__Given task__
Please give the listing again, word for word, with nothing left out.

# Raw records start

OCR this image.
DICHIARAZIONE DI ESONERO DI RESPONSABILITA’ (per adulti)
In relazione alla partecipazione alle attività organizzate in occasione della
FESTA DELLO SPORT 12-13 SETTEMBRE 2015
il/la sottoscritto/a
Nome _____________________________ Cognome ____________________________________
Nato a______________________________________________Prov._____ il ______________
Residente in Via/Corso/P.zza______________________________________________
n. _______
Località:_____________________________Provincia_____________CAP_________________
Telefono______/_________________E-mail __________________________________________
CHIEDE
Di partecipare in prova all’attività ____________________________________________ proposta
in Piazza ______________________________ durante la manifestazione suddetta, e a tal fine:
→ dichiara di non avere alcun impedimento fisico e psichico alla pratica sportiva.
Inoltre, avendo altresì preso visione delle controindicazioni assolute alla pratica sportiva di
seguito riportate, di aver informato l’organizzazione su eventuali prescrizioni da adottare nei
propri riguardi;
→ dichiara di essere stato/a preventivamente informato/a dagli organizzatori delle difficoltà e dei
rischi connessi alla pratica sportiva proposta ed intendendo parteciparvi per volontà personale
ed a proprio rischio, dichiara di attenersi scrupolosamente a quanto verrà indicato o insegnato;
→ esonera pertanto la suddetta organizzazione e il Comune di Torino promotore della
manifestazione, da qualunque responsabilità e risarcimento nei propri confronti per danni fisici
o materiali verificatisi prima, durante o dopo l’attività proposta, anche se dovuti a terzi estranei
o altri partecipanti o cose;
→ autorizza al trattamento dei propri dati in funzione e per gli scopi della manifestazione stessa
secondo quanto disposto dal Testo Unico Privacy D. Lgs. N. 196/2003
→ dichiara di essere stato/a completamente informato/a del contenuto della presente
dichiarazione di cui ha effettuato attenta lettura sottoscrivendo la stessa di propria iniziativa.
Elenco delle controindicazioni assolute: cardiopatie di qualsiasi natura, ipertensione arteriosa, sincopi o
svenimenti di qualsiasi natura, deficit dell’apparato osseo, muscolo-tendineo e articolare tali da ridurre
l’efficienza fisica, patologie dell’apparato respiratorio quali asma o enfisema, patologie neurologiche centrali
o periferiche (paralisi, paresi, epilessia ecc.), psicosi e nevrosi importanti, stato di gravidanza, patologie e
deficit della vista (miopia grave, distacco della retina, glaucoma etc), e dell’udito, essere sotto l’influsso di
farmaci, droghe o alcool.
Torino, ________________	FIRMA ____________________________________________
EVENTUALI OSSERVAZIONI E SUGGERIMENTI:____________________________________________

# Raw records end

__Result below__
OCR this image.
DICHIARAZIONE DI ESONERO DI RESPONSABILITA’ (per adulti)
In relazione alla partecipazione alle attività organizzate in occasione della
FESTA DELLO SPORT 12-13 SETTEMBRE 2015
il/la sottoscritto/a
Nome _____________________________ Cognome ____________________________________
Nato a______________________________________________Prov._____ il ______________
Residente in Via/Corso/P.zza______________________________________________
n. _______
Località:_____________________________Provincia_____________CAP_________________
Telefono______/_________________E-mail __________________________________________
CHIEDE
Di partecipare in prova all’attività ____________________________________________ proposta
in Piazza ______________________________ durante la manifestazione suddetta, e a tal fine:
→ dichiara di non avere alcun impedimento fisico e psichico alla pratica sportiva.
Inoltre, avendo altresì preso visione delle controindicazioni assolute alla pratica sportiva di
seguito riportate, di aver informato l’organizzazione su eventuali prescrizioni da adottare nei
propri riguardi;
→ dichiara di essere stato/a preventivamente informato/a dagli organizzatori delle difficoltà e dei
rischi connessi alla pratica sportiva proposta ed intendendo parteciparvi per volontà personale
ed a proprio rischio, dichiara di attenersi scrupolosamente a quanto verrà indicato o insegnato;
→ esonera pertanto la suddetta organizzazione e il Comune di Torino promotore della
manifestazione, da qualunque responsabilità e risarcimento nei propri confronti per danni fisici
o materiali verificatisi prima, durante o dopo l’attività proposta, anche se dovuti a terzi estranei
o altri partecipanti o cose;
→ autorizza al trattamento dei propri dati in funzione e per gli scopi della manifestazione stessa
secondo quanto disposto dal Testo Unico Privacy D. Lgs. N. 196/2003
→ dichiara di essere stato/a completamente informato/a del contenuto della presente
dichiarazione di cui ha effettuato attenta lettura sottoscrivendo la stessa di propria iniziativa.
Elenco delle controindicazioni assolute: cardiopatie di qualsiasi natura, ipertensione arteriosa, sincopi o
svenimenti di qualsiasi natura, deficit dell’apparato osseo, muscolo-tendineo e articolare tali da ridurre
l’efficienza fisica, patologie dell’apparato respiratorio quali asma o enfisema, patologie neurologiche centrali
o periferiche (paralisi, paresi, epilessia ecc.), psicosi e nevrosi importanti, stato di gravidanza, patologie e
deficit della vista (miopia grave, distacco della retina, glaucoma etc), e dell’udito, essere sotto l’influsso di
farmaci, droghe o alcool.
Torino, ________________	FIRMA ____________________________________________
EVENTUALI OSSERVAZIONI E SUGGERIMENTI:____________________________________________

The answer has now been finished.